Given exercise ▸ Give back every line exactly as it appears, pictures excluded.

Dataset excerpts ▸
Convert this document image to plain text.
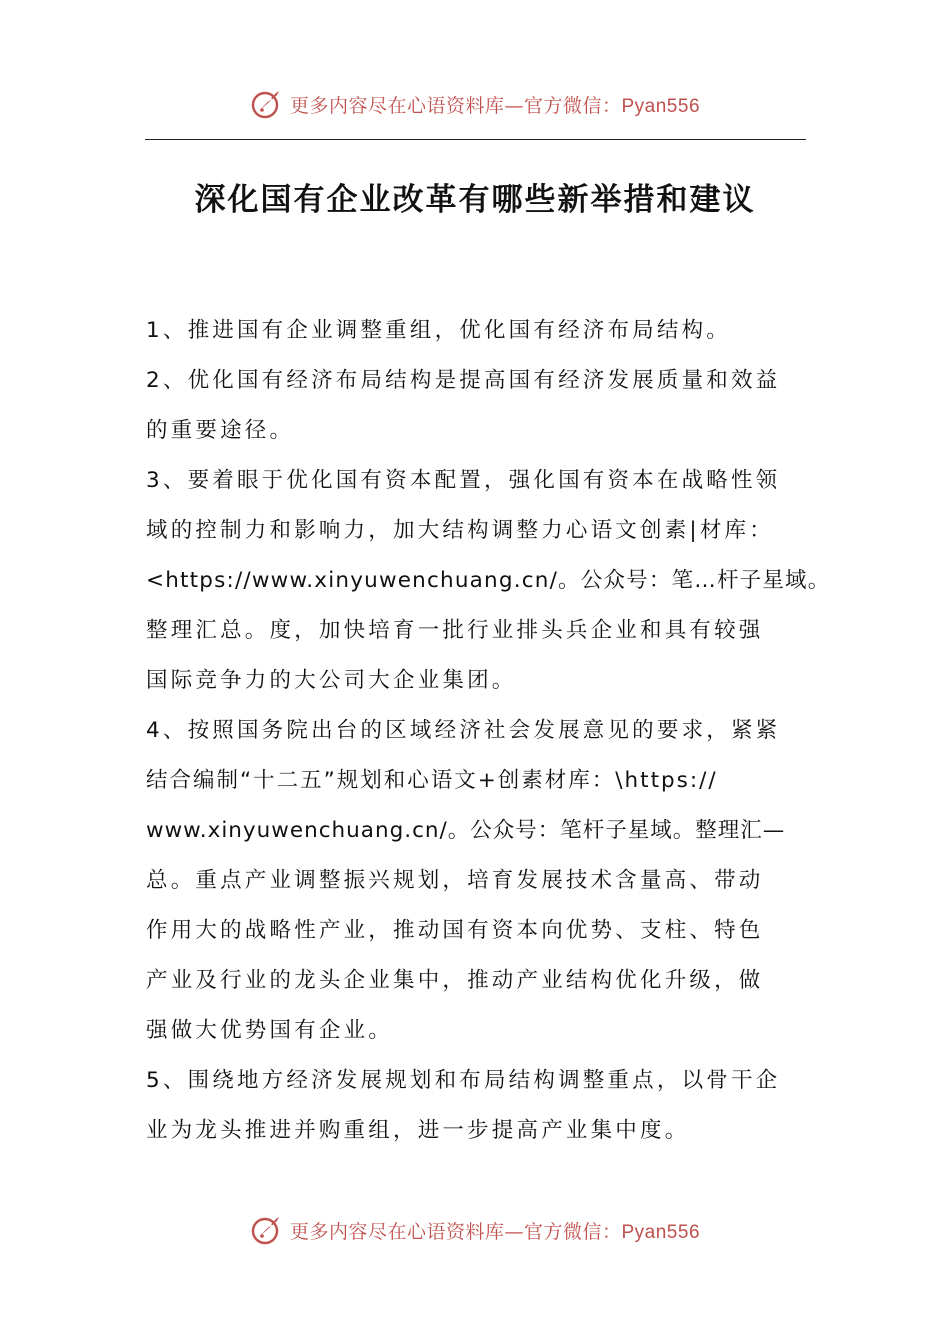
更多内容尽在心语资料库—官方微信：Pyan556
深化国有企业改革有哪些新举措和建议
1、推进国有企业调整重组，优化国有经济布局结构。
2、优化国有经济布局结构是提高国有经济发展质量和效益
的重要途径。
3、要着眼于优化国有资本配置，强化国有资本在战略性领
域的控制力和影响力，加大结构调整力心语文创素|材库：
<https://www.xinyuwenchuang.cn/。公众号：笔…杆子星域。
整理汇总。度，加快培育一批行业排头兵企业和具有较强
国际竞争力的大公司大企业集团。
4、按照国务院出台的区域经济社会发展意见的要求，紧紧
结合编制“十二五”规划和心语文+创素材库：\https://
www.xinyuwenchuang.cn/。公众号：笔杆子星域。整理汇—
总。重点产业调整振兴规划，培育发展技术含量高、带动
作用大的战略性产业，推动国有资本向优势、支柱、特色
产业及行业的龙头企业集中，推动产业结构优化升级，做
强做大优势国有企业。
5、围绕地方经济发展规划和布局结构调整重点，以骨干企
业为龙头推进并购重组，进一步提高产业集中度。
更多内容尽在心语资料库—官方微信：Pyan556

Response to this task ▸
Convert this document image to plain text.
更多内容尽在心语资料库—官方微信：Pyan556
深化国有企业改革有哪些新举措和建议
1、推进国有企业调整重组，优化国有经济布局结构。
2、优化国有经济布局结构是提高国有经济发展质量和效益
的重要途径。
3、要着眼于优化国有资本配置，强化国有资本在战略性领
域的控制力和影响力，加大结构调整力心语文创素|材库：
<https://www.xinyuwenchuang.cn/。公众号：笔…杆子星域。
整理汇总。度，加快培育一批行业排头兵企业和具有较强
国际竞争力的大公司大企业集团。
4、按照国务院出台的区域经济社会发展意见的要求，紧紧
结合编制“十二五”规划和心语文+创素材库：\https://
www.xinyuwenchuang.cn/。公众号：笔杆子星域。整理汇—
总。重点产业调整振兴规划，培育发展技术含量高、带动
作用大的战略性产业，推动国有资本向优势、支柱、特色
产业及行业的龙头企业集中，推动产业结构优化升级，做
强做大优势国有企业。
5、围绕地方经济发展规划和布局结构调整重点，以骨干企
业为龙头推进并购重组，进一步提高产业集中度。
更多内容尽在心语资料库—官方微信：Pyan556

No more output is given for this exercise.